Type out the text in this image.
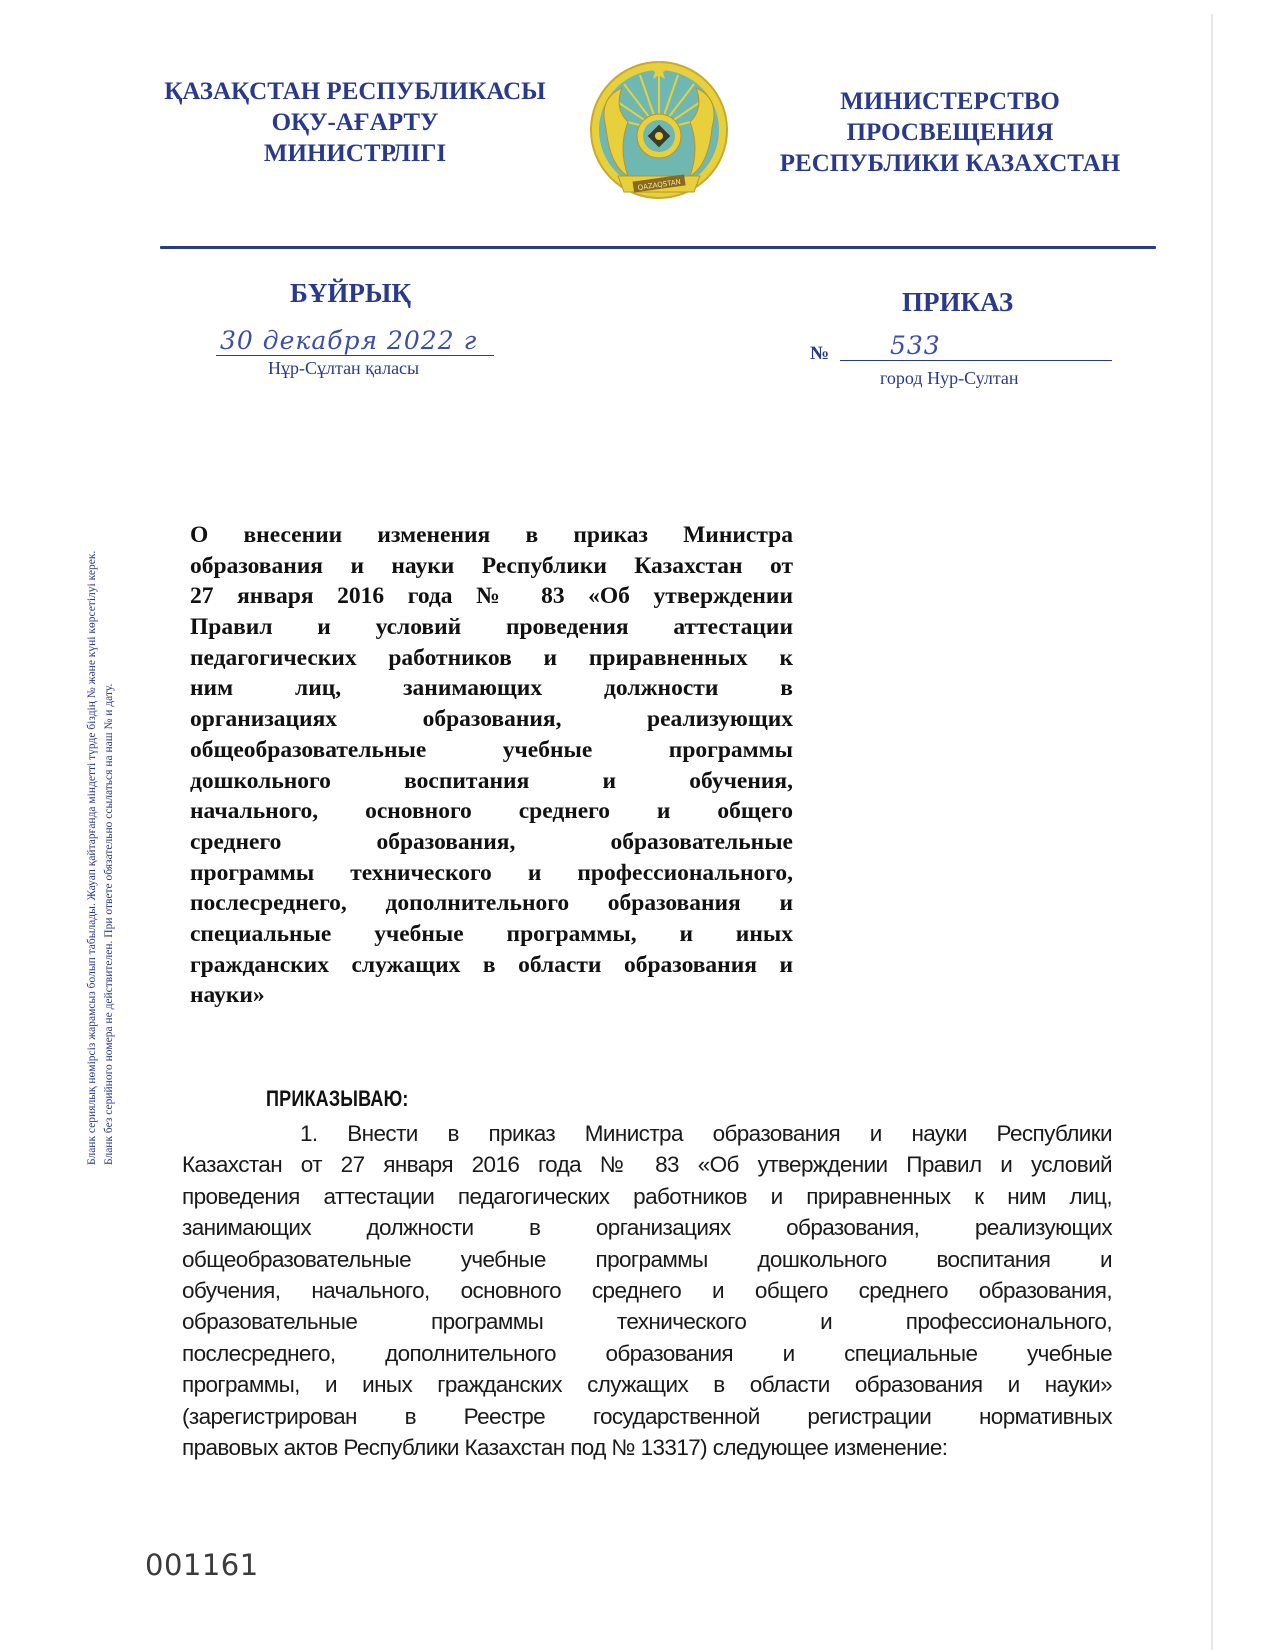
ҚАЗАҚСТАН РЕСПУБЛИКАСЫ
ОҚУ-АҒАРТУ
МИНИСТРЛІГІ
QAZAQSTAN
МИНИСТЕРСТВО
ПРОСВЕЩЕНИЯ
РЕСПУБЛИКИ КАЗАХСТАН
БҰЙРЫҚ	ПРИКАЗ
30 декабря 2022 г
Нұр-Сұлтан қаласы
№ 533
город Нур-Султан
Бланк сериялық нөмірсіз жарамсыз болып табылады. Жауап қайтарғанда міндетті түрде біздің № және күні көрсетілуі керек. Бланк без серийного номера не действителен. При ответе обязательно ссылаться на наш № и дату.
О внесении изменения в приказ Министра
образования и науки Республики Казахстан от
27 января 2016 года № 83 «Об утверждении
Правил и условий проведения аттестации
педагогических работников и приравненных к
ним лиц, занимающих должности в
организациях образования, реализующих
общеобразовательные учебные программы
дошкольного воспитания и обучения,
начального, основного среднего и общего
среднего образования, образовательные
программы технического и профессионального,
послесреднего, дополнительного образования и
специальные учебные программы, и иных
гражданских служащих в области образования и
науки»
ПРИКАЗЫВАЮ:
1. Внести в приказ Министра образования и науки Республики
Казахстан от 27 января 2016 года № 83 «Об утверждении Правил и условий
проведения аттестации педагогических работников и приравненных к ним лиц,
занимающих должности в организациях образования, реализующих
общеобразовательные учебные программы дошкольного воспитания и
обучения, начального, основного среднего и общего среднего образования,
образовательные программы технического и профессионального,
послесреднего, дополнительного образования и специальные учебные
программы, и иных гражданских служащих в области образования и науки»
(зарегистрирован в Реестре государственной регистрации нормативных
правовых актов Республики Казахстан под № 13317) следующее изменение:
001161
━━━━━━━━━━━━━━━━━━━━━━━━━━━━━━
### Task objective
Determine how many lines of the listing above hold the word "педагогических". Report that number without anything else.

### Correct answer
2